## TASK INSTRUCTIONS
A. In the vulnerability matching page, reproduce the passage between "When you upload" and "matching engine works.", inclusive, renaming "components" to "packages".
B. In the vulnerability matching page, what SBOM format does DevGuard parse?
C. Proceed with the vulnerability matching page from its final sentence onward.

## DOCUMENT SEGMENT
◆ ◆ ◆ ◆ ◆ ◆ ◆
ExplanationsVulnerability ManagementVulnerability Matching

Vulnerability Matching

When you upload an SBOM (Software Bill of Materials) to DevGuard, the system automatically scans all components to identify known vulnerabilities. This document explains how DevGuard’s vulnerability matching engine works.

Overview

The matching process consists of several steps:

  1. SBOM Parsing: The uploaded SBOM (CycloneDX format) is parsed into a graph structure
  2. Component Extraction: Each component with a Package URL (PURL) is extracted
  3. Database Query: Components are matched against DevGuard’s vulnerability database
  4. Version Comparison: Version ranges are evaluated to determine if a component is affected
  5. Result Aggregation: Matched vulnerabilities are collected and deduplicated

The Matching Pipeline

Step 1: SBOM Scanner

The sbomScanner iterates through all components in the SBOM graph. For each component that has a valid Package URL (PURL), it queries the vulnerability database:

SBOM Graph → Component Extraction → PURL Parsing → Vulnerability Lookup

Components without a PURL are skipped since they cannot be matched against the database.
◆ ◆ ◆ ◆ ◆ ◆ ◆
## DATA LISTING

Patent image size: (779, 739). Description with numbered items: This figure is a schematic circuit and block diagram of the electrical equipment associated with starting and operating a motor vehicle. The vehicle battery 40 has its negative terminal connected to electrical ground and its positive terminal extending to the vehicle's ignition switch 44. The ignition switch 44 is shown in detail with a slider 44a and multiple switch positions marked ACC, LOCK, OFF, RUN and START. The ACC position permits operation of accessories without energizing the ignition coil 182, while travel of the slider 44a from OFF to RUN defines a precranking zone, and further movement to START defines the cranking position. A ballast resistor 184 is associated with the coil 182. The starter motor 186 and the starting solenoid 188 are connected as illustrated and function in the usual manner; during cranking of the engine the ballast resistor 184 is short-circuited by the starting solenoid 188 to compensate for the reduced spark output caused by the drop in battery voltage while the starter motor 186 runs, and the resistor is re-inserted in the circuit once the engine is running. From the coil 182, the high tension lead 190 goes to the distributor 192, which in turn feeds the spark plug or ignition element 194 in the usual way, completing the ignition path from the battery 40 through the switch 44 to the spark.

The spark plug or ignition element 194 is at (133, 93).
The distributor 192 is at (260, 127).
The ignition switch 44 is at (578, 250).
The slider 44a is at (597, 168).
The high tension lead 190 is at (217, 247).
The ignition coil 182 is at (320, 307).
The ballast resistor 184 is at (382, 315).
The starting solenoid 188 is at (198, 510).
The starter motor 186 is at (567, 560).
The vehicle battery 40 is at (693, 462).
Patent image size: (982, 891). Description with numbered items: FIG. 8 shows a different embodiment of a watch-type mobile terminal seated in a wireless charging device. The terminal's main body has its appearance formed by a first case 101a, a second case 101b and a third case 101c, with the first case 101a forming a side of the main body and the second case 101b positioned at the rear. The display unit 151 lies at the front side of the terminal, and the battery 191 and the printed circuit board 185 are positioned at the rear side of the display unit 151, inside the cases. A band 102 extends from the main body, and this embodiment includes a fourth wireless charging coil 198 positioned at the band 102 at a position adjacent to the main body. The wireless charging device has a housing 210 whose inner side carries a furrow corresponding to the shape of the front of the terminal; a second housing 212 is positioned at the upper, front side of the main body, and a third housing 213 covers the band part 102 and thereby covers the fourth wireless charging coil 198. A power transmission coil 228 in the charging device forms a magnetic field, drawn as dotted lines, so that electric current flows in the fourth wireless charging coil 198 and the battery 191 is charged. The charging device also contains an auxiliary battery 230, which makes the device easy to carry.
◆ ◆ ◆ ◆ ◆ ◆ ◆
## IN RESPONSE
A.
When you upload an SBOM (Software Bill of Materials) to DevGuard, the system automatically scans all packages to identify known vulnerabilities. This document explains how DevGuard’s vulnerability matching engine works.

B. CycloneDX.

C.
Step 2: PURL Parsing and Normalization

DevGuard uses the Package URL (PURL) standard for component identification. When a PURL is parsed, DevGuard creates a match context that determines how to search the database:

Version TypeDescriptionExample
Semantic VersionStandard semver format1.2.3, 2.0.0-beta.1
Exact VersionNon-semver strings matched exactly20240101, custom-build
Ecosystem SpecificPlatform-specific versioning (deb, rpm, apk)2.47.3-0+deb13u1, 1.2.3-r4
Empty VersionNo version specifiedComponents without version info

The PURL is split into:

  • Search PURL: The package identifier without version (used for database lookup)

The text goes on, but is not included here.